Document section
▼
I wanted some artisanal root vegetables. Upon the onset of the cold season, I gleefully get into "roasting" mode, when I coat calorie-laden starches with oil and butter and seasonings and cook them for hours with no guilt whatsoever.

I would like to tell you that a renewed commitment to health and vitamins was responsible for my new commitment to organic produce, but truthfully I think the satisfaction I've been getting out of root vegetables with dirt on them has to do with the movies I've been watching — specifically Lord of the Rings, the extended edition, and Soylent Green.

In the extended edition of The Fellowship of the Ring, there is a lengthy additional scene entitled "Concerning Hobbits," in which the simple agrarian lives of said Hobbits are discussed at length. In a nutshell, hobbits (which I think I am growing more and more to resemble) build their entire lives around eating. The footage of the furry-footed Hobbits filling up adorable wicker baskets with funny-looking produce inspired me to get some lumpy, misshapen, tiny, flavor-packed veggies of my own.

Soylent Green is a bizarre cautionary tale about a dystopic future in which the dwindling food supply has forced the human race to turn to multicolored soy chips that look like bathroom tile for sustenance. The characters fetishize real food, marveling over a black market stalk of celery or a morsel of "real meat." I found this astoundingly depressing. I had to get some fresh veggies as soon as possible, if only to reassure myself that the gastronomic world wasn't coming to an end.
▲
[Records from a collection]
▼
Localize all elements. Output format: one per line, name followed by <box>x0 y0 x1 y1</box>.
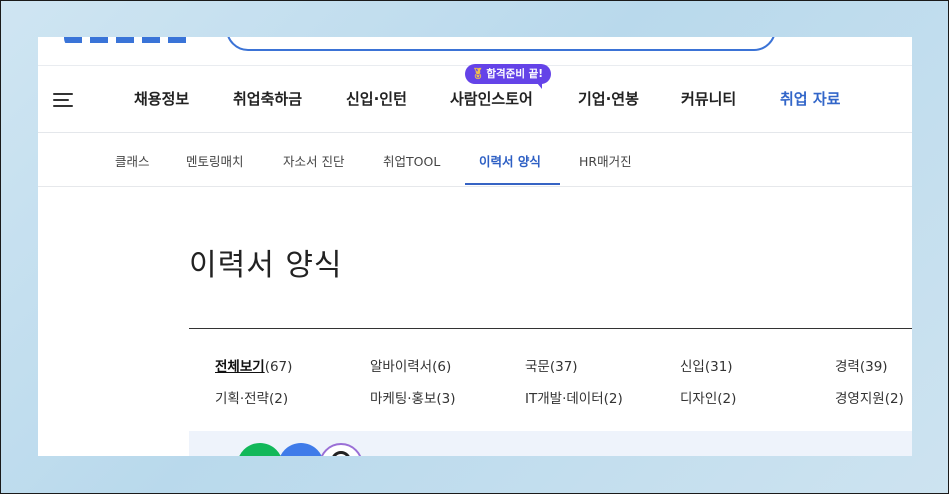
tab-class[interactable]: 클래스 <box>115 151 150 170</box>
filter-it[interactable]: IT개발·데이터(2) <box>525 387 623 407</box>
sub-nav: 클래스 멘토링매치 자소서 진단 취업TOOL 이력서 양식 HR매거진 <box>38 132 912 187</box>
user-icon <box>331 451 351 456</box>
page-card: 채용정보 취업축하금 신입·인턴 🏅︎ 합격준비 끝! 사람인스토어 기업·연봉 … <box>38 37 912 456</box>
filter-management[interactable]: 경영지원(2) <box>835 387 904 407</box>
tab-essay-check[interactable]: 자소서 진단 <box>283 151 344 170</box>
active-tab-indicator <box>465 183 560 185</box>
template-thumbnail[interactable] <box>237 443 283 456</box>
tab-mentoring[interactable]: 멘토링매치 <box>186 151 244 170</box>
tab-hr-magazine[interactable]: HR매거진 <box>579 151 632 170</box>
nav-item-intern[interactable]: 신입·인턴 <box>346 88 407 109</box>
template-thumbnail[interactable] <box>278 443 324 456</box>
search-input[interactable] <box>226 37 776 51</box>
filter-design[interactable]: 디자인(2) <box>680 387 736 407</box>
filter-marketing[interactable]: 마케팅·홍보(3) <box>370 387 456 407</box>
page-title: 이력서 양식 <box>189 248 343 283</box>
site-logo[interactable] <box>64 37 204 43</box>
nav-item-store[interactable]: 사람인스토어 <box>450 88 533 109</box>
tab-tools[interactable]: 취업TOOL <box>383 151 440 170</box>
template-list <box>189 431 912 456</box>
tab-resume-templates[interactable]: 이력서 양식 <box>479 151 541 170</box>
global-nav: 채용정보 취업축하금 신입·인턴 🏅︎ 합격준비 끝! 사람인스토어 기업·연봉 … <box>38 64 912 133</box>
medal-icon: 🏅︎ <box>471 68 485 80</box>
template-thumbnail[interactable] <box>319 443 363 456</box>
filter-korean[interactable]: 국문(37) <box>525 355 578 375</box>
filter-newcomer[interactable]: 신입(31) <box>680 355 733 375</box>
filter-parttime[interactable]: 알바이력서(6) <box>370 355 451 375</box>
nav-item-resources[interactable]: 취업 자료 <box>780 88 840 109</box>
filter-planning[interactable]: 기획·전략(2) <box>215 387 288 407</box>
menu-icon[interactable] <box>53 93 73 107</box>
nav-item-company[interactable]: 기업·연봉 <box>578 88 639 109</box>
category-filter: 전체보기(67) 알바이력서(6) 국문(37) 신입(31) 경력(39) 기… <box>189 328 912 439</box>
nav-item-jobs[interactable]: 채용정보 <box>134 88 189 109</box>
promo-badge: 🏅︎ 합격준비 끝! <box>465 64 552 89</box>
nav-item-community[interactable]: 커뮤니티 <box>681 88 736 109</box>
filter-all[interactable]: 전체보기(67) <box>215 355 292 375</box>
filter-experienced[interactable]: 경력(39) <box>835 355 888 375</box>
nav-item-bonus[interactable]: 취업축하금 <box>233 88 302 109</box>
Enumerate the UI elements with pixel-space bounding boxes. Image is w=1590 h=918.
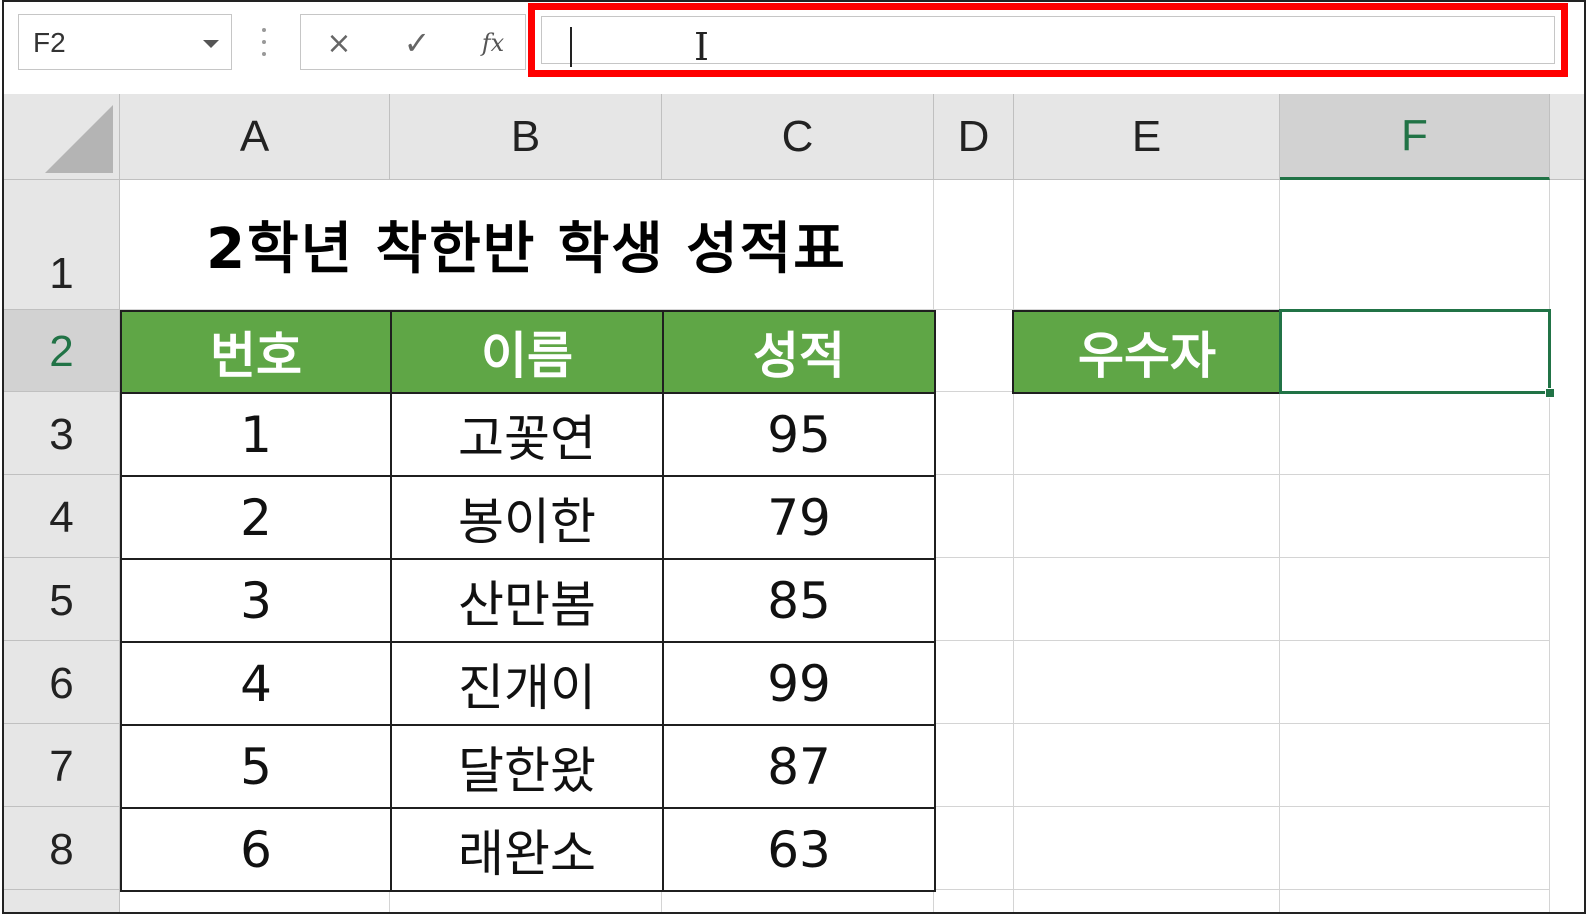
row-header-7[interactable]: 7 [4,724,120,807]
▲
Task set
[1] Reproduce the root vegetable text word for word between "Soylent Green is" and "coming to an end.", inclusive.
[2] Arrange only the listing lines between the ones holding "tab-class[interactable]: 클래스 <box>115" and "tab-essay-check[interactable]: 자소서 진단", inclusive, as a JSON list of strings with one string per line and no blank lines.
The listing has no connection to the root vegetable text.

Set of answers
[1]
Soylent Green is a bizarre cautionary tale about a dystopic future in which the dwindling food supply has forced the human race to turn to multicolored soy chips that look like bathroom tile for sustenance. The characters fetishize real food, marveling over a black market stalk of celery or a morsel of "real meat." I found this astoundingly depressing. I had to get some fresh veggies as soon as possible, if only to reassure myself that the gastronomic world wasn't coming to an end.

[2]
[
  "tab-class[interactable]: 클래스 <box>115 151 150 170</box>",
  "filter-it[interactable]: IT개발·데이터(2) <box>525 387 623 407</box>",
  "sub-nav: 클래스 멘토링매치 자소서 진단 취업TOOL 이력서 양식 HR매거진 <box>38 132 912 187</box>",
  "user-icon <box>331 451 351 456</box>",
  "page-card: 채용정보 취업축하금 신입·인턴 🏅︎ 합격준비 끝! 사람인스토어 기업·연봉 … <box>38 37 912 456</box>",
  "filter-management[interactable]: 경영지원(2) <box>835 387 904 407</box>",
  "tab-essay-check[interactable]: 자소서 진단 <box>283 151 344 170</box>"
]